■ **Work to be completed**
Reproduce every one of the lines below without changing anything.

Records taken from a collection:
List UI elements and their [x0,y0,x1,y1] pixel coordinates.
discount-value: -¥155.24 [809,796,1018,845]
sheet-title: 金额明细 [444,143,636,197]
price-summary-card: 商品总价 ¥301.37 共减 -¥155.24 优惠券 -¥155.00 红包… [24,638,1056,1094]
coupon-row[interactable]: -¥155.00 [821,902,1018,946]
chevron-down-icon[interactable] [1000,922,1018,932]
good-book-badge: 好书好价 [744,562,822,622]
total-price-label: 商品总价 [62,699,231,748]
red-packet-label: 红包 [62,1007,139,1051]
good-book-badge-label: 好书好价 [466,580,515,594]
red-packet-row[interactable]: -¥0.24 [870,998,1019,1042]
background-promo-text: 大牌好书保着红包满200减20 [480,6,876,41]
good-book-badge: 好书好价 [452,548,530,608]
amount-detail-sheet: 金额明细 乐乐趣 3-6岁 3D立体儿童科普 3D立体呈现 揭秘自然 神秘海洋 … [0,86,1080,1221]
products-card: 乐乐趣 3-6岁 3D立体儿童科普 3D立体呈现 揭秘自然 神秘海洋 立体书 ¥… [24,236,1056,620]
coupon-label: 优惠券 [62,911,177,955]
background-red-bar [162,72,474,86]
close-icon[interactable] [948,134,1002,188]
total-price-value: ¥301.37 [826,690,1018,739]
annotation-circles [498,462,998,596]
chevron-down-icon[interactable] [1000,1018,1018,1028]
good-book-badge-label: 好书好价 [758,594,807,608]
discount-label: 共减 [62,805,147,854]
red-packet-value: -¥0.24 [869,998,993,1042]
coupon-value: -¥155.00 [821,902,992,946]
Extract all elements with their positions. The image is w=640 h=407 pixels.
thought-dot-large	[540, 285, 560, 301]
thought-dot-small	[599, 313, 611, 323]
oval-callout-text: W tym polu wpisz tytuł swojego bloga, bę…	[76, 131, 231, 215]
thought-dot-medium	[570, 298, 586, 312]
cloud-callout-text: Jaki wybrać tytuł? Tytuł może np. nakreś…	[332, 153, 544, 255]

■ **Task output**
List UI elements and their [x0,y0,x1,y1] pixel coordinates.
discount-value: -¥155.24 [809,796,1018,845]
sheet-title: 金额明细 [444,143,636,197]
price-summary-card: 商品总价 ¥301.37 共减 -¥155.24 优惠券 -¥155.00 红包… [24,638,1056,1094]
coupon-row[interactable]: -¥155.00 [821,902,1018,946]
chevron-down-icon[interactable] [1000,922,1018,932]
good-book-badge: 好书好价 [744,562,822,622]
total-price-label: 商品总价 [62,699,231,748]
red-packet-label: 红包 [62,1007,139,1051]
good-book-badge-label: 好书好价 [466,580,515,594]
red-packet-row[interactable]: -¥0.24 [870,998,1019,1042]
background-promo-text: 大牌好书保着红包满200减20 [480,6,876,41]
good-book-badge: 好书好价 [452,548,530,608]
amount-detail-sheet: 金额明细 乐乐趣 3-6岁 3D立体儿童科普 3D立体呈现 揭秘自然 神秘海洋 … [0,86,1080,1221]
products-card: 乐乐趣 3-6岁 3D立体儿童科普 3D立体呈现 揭秘自然 神秘海洋 立体书 ¥… [24,236,1056,620]
coupon-label: 优惠券 [62,911,177,955]
background-red-bar [162,72,474,86]
close-icon[interactable] [948,134,1002,188]
total-price-value: ¥301.37 [826,690,1018,739]
annotation-circles [498,462,998,596]
chevron-down-icon[interactable] [1000,1018,1018,1028]
good-book-badge-label: 好书好价 [758,594,807,608]
discount-label: 共减 [62,805,147,854]
red-packet-value: -¥0.24 [869,998,993,1042]
coupon-value: -¥155.00 [821,902,992,946]
Extract all elements with their positions. The image is w=640 h=407 pixels.
thought-dot-large	[540, 285, 560, 301]
thought-dot-small	[599, 313, 611, 323]
oval-callout-text: W tym polu wpisz tytuł swojego bloga, bę…	[76, 131, 231, 215]
thought-dot-medium	[570, 298, 586, 312]
cloud-callout-text: Jaki wybrać tytuł? Tytuł może np. nakreś…	[332, 153, 544, 255]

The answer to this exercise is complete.